The exercise: Copy out the listing in full, exactly as written, but not its pictures.
------------------------------
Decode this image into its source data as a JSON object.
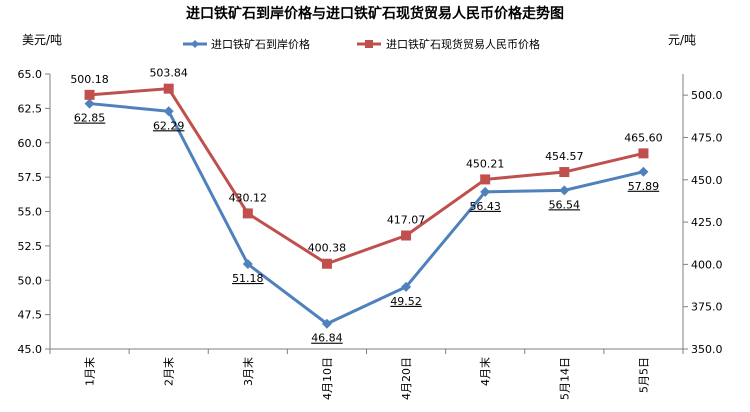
{
  "chart_data": {
    "type": "line",
    "title": "进口铁矿石到岸价格与进口铁矿石现货贸易人民币价格走势图",
    "categories": [
      "1月末",
      "2月末",
      "3月末",
      "4月10日",
      "4月20日",
      "4月末",
      "5月14日",
      "5月5日"
    ],
    "y_left_unit": "美元/吨",
    "y_right_unit": "元/吨",
    "y_left": {
      "min": 45.0,
      "max": 65.0,
      "step": 2.5,
      "ticks": [
        "65.0",
        "62.5",
        "60.0",
        "57.5",
        "55.0",
        "52.5",
        "50.0",
        "47.5",
        "45.0"
      ]
    },
    "y_right": {
      "min": 350.0,
      "max": 512.5,
      "step": 25,
      "ticks": [
        "500.0",
        "475.0",
        "450.0",
        "425.0",
        "400.0",
        "375.0",
        "350.0"
      ]
    },
    "series": [
      {
        "name": "进口铁矿石到岸价格",
        "axis": "left",
        "color": "#4f81bd",
        "marker": "diamond",
        "values": [
          62.85,
          62.29,
          51.18,
          46.84,
          49.52,
          56.43,
          56.54,
          57.89
        ],
        "labels": [
          "62.85",
          "62.29",
          "51.18",
          "46.84",
          "49.52",
          "56.43",
          "56.54",
          "57.89"
        ]
      },
      {
        "name": "进口铁矿石现货贸易人民币价格",
        "axis": "right",
        "color": "#c0504d",
        "marker": "square",
        "values": [
          500.18,
          503.84,
          430.12,
          400.38,
          417.07,
          450.21,
          454.57,
          465.6
        ],
        "labels": [
          "500.18",
          "503.84",
          "430.12",
          "400.38",
          "417.07",
          "450.21",
          "454.57",
          "465.60"
        ]
      }
    ],
    "legend_position": "top",
    "grid": false
  }
}
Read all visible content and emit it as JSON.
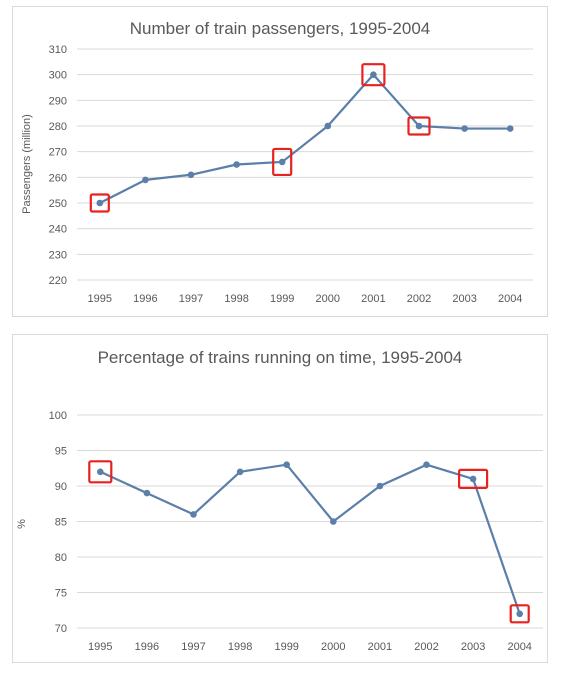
{
  "chart_data": [
    {
      "type": "line",
      "title": "Number of train passengers, 1995-2004",
      "xlabel": "",
      "ylabel": "Passengers (million)",
      "categories": [
        "1995",
        "1996",
        "1997",
        "1998",
        "1999",
        "2000",
        "2001",
        "2002",
        "2003",
        "2004"
      ],
      "series": [
        {
          "values": [
            250,
            259,
            261,
            265,
            266,
            280,
            300,
            280,
            279,
            279
          ]
        }
      ],
      "ylim": [
        220,
        310
      ],
      "yticks": [
        220,
        230,
        240,
        250,
        260,
        270,
        280,
        290,
        300,
        310
      ],
      "grid": true,
      "legend": "none",
      "highlighted_years": [
        "1995",
        "1999",
        "2001",
        "2002"
      ]
    },
    {
      "type": "line",
      "title": "Percentage of trains running on time, 1995-2004",
      "xlabel": "",
      "ylabel": "%",
      "categories": [
        "1995",
        "1996",
        "1997",
        "1998",
        "1999",
        "2000",
        "2001",
        "2002",
        "2003",
        "2004"
      ],
      "series": [
        {
          "values": [
            92,
            89,
            86,
            92,
            93,
            85,
            90,
            93,
            91,
            72
          ]
        }
      ],
      "ylim": [
        70,
        100
      ],
      "yticks": [
        70,
        75,
        80,
        85,
        90,
        95,
        100
      ],
      "grid": true,
      "legend": "none",
      "highlighted_years": [
        "1995",
        "2003",
        "2004"
      ]
    }
  ],
  "colors": {
    "line": "#5b7fa8",
    "highlight": "#e8211f",
    "grid": "#d9d9d9",
    "text": "#595959"
  }
}
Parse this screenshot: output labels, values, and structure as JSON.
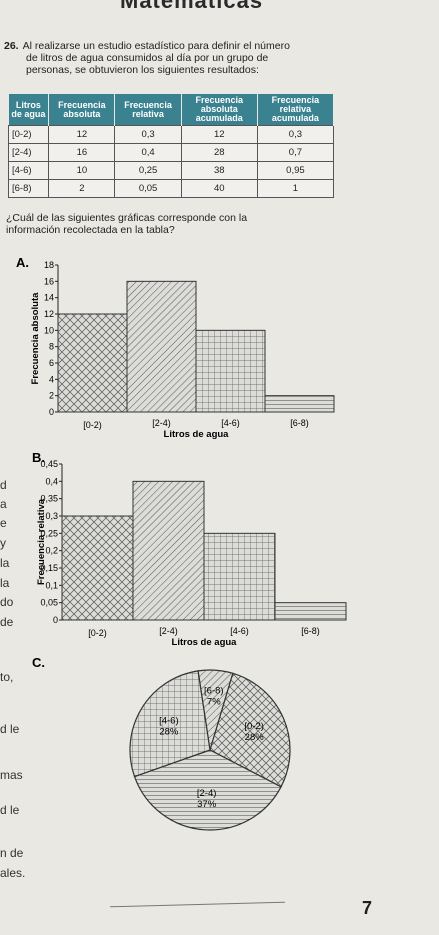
{
  "header": {
    "subject_partial": "Matemáticas"
  },
  "question": {
    "number": "26.",
    "line1": "Al realizarse un estudio estadístico para definir el número",
    "line2": "de litros de agua consumidos al día por un grupo de",
    "line3": "personas, se obtuvieron los siguientes resultados:"
  },
  "table": {
    "headers": [
      "Litros de agua",
      "Frecuencia absoluta",
      "Frecuencia relativa",
      "Frecuencia absoluta acumulada",
      "Frecuencia relativa acumulada"
    ],
    "rows": [
      [
        "[0-2)",
        "12",
        "0,3",
        "12",
        "0,3"
      ],
      [
        "[2-4)",
        "16",
        "0,4",
        "28",
        "0,7"
      ],
      [
        "[4-6)",
        "10",
        "0,25",
        "38",
        "0,95"
      ],
      [
        "[6-8)",
        "2",
        "0,05",
        "40",
        "1"
      ]
    ]
  },
  "subquestion": {
    "line1": "¿Cuál de las siguientes gráficas corresponde con la",
    "line2": "información recolectada en la tabla?"
  },
  "left_fragments": [
    "d",
    "a",
    "e",
    "y",
    "la",
    "la",
    "do",
    "de",
    "to,",
    "d le",
    "mas",
    "d le",
    "n de",
    "ales."
  ],
  "page_number": "7",
  "colors": {
    "header_teal": "#3a8290",
    "bar_fill": "#d9d9d6"
  },
  "chart_data": [
    {
      "type": "bar",
      "option_label": "A.",
      "categories": [
        "[0-2)",
        "[2-4)",
        "[4-6)",
        "[6-8)"
      ],
      "values": [
        12,
        16,
        10,
        2
      ],
      "xlabel": "Litros de agua",
      "ylabel": "Frecuencia absoluta",
      "yticks": [
        "0",
        "2",
        "4",
        "6",
        "8",
        "10",
        "12",
        "14",
        "16",
        "18"
      ],
      "ylim": [
        0,
        18
      ]
    },
    {
      "type": "bar",
      "option_label": "B.",
      "categories": [
        "[0-2)",
        "[2-4)",
        "[4-6)",
        "[6-8)"
      ],
      "values": [
        0.3,
        0.4,
        0.25,
        0.05
      ],
      "xlabel": "Litros de agua",
      "ylabel": "Frecuencia relativa",
      "yticks": [
        "0",
        "0,05",
        "0,1",
        "0,15",
        "0,2",
        "0,25",
        "0,3",
        "0,35",
        "0,4",
        "0,45"
      ],
      "ylim": [
        0,
        0.45
      ]
    },
    {
      "type": "pie",
      "option_label": "C.",
      "slices": [
        {
          "label": "[0-2)",
          "pct_label": "28%",
          "value": 28
        },
        {
          "label": "[2-4)",
          "pct_label": "37%",
          "value": 37
        },
        {
          "label": "[4-6)",
          "pct_label": "28%",
          "value": 28
        },
        {
          "label": "[6-8)",
          "pct_label": "7%",
          "value": 7
        }
      ]
    }
  ]
}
------------------------------
The reply:
Decode this image into its source data as a JSON object.
{
  "chart_data": {
    "type": "line",
    "title": "进口铁矿石到岸价格与进口铁矿石现货贸易人民币价格走势图",
    "categories": [
      "1月末",
      "2月末",
      "3月末",
      "4月10日",
      "4月20日",
      "4月末",
      "5月14日",
      "5月5日"
    ],
    "y_left_unit": "美元/吨",
    "y_right_unit": "元/吨",
    "y_left": {
      "min": 45.0,
      "max": 65.0,
      "step": 2.5,
      "ticks": [
        "65.0",
        "62.5",
        "60.0",
        "57.5",
        "55.0",
        "52.5",
        "50.0",
        "47.5",
        "45.0"
      ]
    },
    "y_right": {
      "min": 350.0,
      "max": 512.5,
      "step": 25,
      "ticks": [
        "500.0",
        "475.0",
        "450.0",
        "425.0",
        "400.0",
        "375.0",
        "350.0"
      ]
    },
    "series": [
      {
        "name": "进口铁矿石到岸价格",
        "axis": "left",
        "color": "#4f81bd",
        "marker": "diamond",
        "values": [
          62.85,
          62.29,
          51.18,
          46.84,
          49.52,
          56.43,
          56.54,
          57.89
        ],
        "labels": [
          "62.85",
          "62.29",
          "51.18",
          "46.84",
          "49.52",
          "56.43",
          "56.54",
          "57.89"
        ]
      },
      {
        "name": "进口铁矿石现货贸易人民币价格",
        "axis": "right",
        "color": "#c0504d",
        "marker": "square",
        "values": [
          500.18,
          503.84,
          430.12,
          400.38,
          417.07,
          450.21,
          454.57,
          465.6
        ],
        "labels": [
          "500.18",
          "503.84",
          "430.12",
          "400.38",
          "417.07",
          "450.21",
          "454.57",
          "465.60"
        ]
      }
    ],
    "legend_position": "top",
    "grid": false
  }
}
Read all visible content and emit it as JSON.
{
  "chart_data": [
    {
      "type": "line",
      "title": "Number of train passengers, 1995-2004",
      "xlabel": "",
      "ylabel": "Passengers (million)",
      "categories": [
        "1995",
        "1996",
        "1997",
        "1998",
        "1999",
        "2000",
        "2001",
        "2002",
        "2003",
        "2004"
      ],
      "series": [
        {
          "values": [
            250,
            259,
            261,
            265,
            266,
            280,
            300,
            280,
            279,
            279
          ]
        }
      ],
      "ylim": [
        220,
        310
      ],
      "yticks": [
        220,
        230,
        240,
        250,
        260,
        270,
        280,
        290,
        300,
        310
      ],
      "grid": true,
      "legend": "none",
      "highlighted_years": [
        "1995",
        "1999",
        "2001",
        "2002"
      ]
    },
    {
      "type": "line",
      "title": "Percentage of trains running on time, 1995-2004",
      "xlabel": "",
      "ylabel": "%",
      "categories": [
        "1995",
        "1996",
        "1997",
        "1998",
        "1999",
        "2000",
        "2001",
        "2002",
        "2003",
        "2004"
      ],
      "series": [
        {
          "values": [
            92,
            89,
            86,
            92,
            93,
            85,
            90,
            93,
            91,
            72
          ]
        }
      ],
      "ylim": [
        70,
        100
      ],
      "yticks": [
        70,
        75,
        80,
        85,
        90,
        95,
        100
      ],
      "grid": true,
      "legend": "none",
      "highlighted_years": [
        "1995",
        "2003",
        "2004"
      ]
    }
  ],
  "colors": {
    "line": "#5b7fa8",
    "highlight": "#e8211f",
    "grid": "#d9d9d9",
    "text": "#595959"
  }
}
Parse this screenshot: output labels, values, and structure as JSON.
{
  "header": {
    "subject_partial": "Matemáticas"
  },
  "question": {
    "number": "26.",
    "line1": "Al realizarse un estudio estadístico para definir el número",
    "line2": "de litros de agua consumidos al día por un grupo de",
    "line3": "personas, se obtuvieron los siguientes resultados:"
  },
  "table": {
    "headers": [
      "Litros de agua",
      "Frecuencia absoluta",
      "Frecuencia relativa",
      "Frecuencia absoluta acumulada",
      "Frecuencia relativa acumulada"
    ],
    "rows": [
      [
        "[0-2)",
        "12",
        "0,3",
        "12",
        "0,3"
      ],
      [
        "[2-4)",
        "16",
        "0,4",
        "28",
        "0,7"
      ],
      [
        "[4-6)",
        "10",
        "0,25",
        "38",
        "0,95"
      ],
      [
        "[6-8)",
        "2",
        "0,05",
        "40",
        "1"
      ]
    ]
  },
  "subquestion": {
    "line1": "¿Cuál de las siguientes gráficas corresponde con la",
    "line2": "información recolectada en la tabla?"
  },
  "left_fragments": [
    "d",
    "a",
    "e",
    "y",
    "la",
    "la",
    "do",
    "de",
    "to,",
    "d le",
    "mas",
    "d le",
    "n de",
    "ales."
  ],
  "page_number": "7",
  "colors": {
    "header_teal": "#3a8290",
    "bar_fill": "#d9d9d6"
  },
  "chart_data": [
    {
      "type": "bar",
      "option_label": "A.",
      "categories": [
        "[0-2)",
        "[2-4)",
        "[4-6)",
        "[6-8)"
      ],
      "values": [
        12,
        16,
        10,
        2
      ],
      "xlabel": "Litros de agua",
      "ylabel": "Frecuencia absoluta",
      "yticks": [
        "0",
        "2",
        "4",
        "6",
        "8",
        "10",
        "12",
        "14",
        "16",
        "18"
      ],
      "ylim": [
        0,
        18
      ]
    },
    {
      "type": "bar",
      "option_label": "B.",
      "categories": [
        "[0-2)",
        "[2-4)",
        "[4-6)",
        "[6-8)"
      ],
      "values": [
        0.3,
        0.4,
        0.25,
        0.05
      ],
      "xlabel": "Litros de agua",
      "ylabel": "Frecuencia relativa",
      "yticks": [
        "0",
        "0,05",
        "0,1",
        "0,15",
        "0,2",
        "0,25",
        "0,3",
        "0,35",
        "0,4",
        "0,45"
      ],
      "ylim": [
        0,
        0.45
      ]
    },
    {
      "type": "pie",
      "option_label": "C.",
      "slices": [
        {
          "label": "[0-2)",
          "pct_label": "28%",
          "value": 28
        },
        {
          "label": "[2-4)",
          "pct_label": "37%",
          "value": 37
        },
        {
          "label": "[4-6)",
          "pct_label": "28%",
          "value": 28
        },
        {
          "label": "[6-8)",
          "pct_label": "7%",
          "value": 7
        }
      ]
    }
  ]
}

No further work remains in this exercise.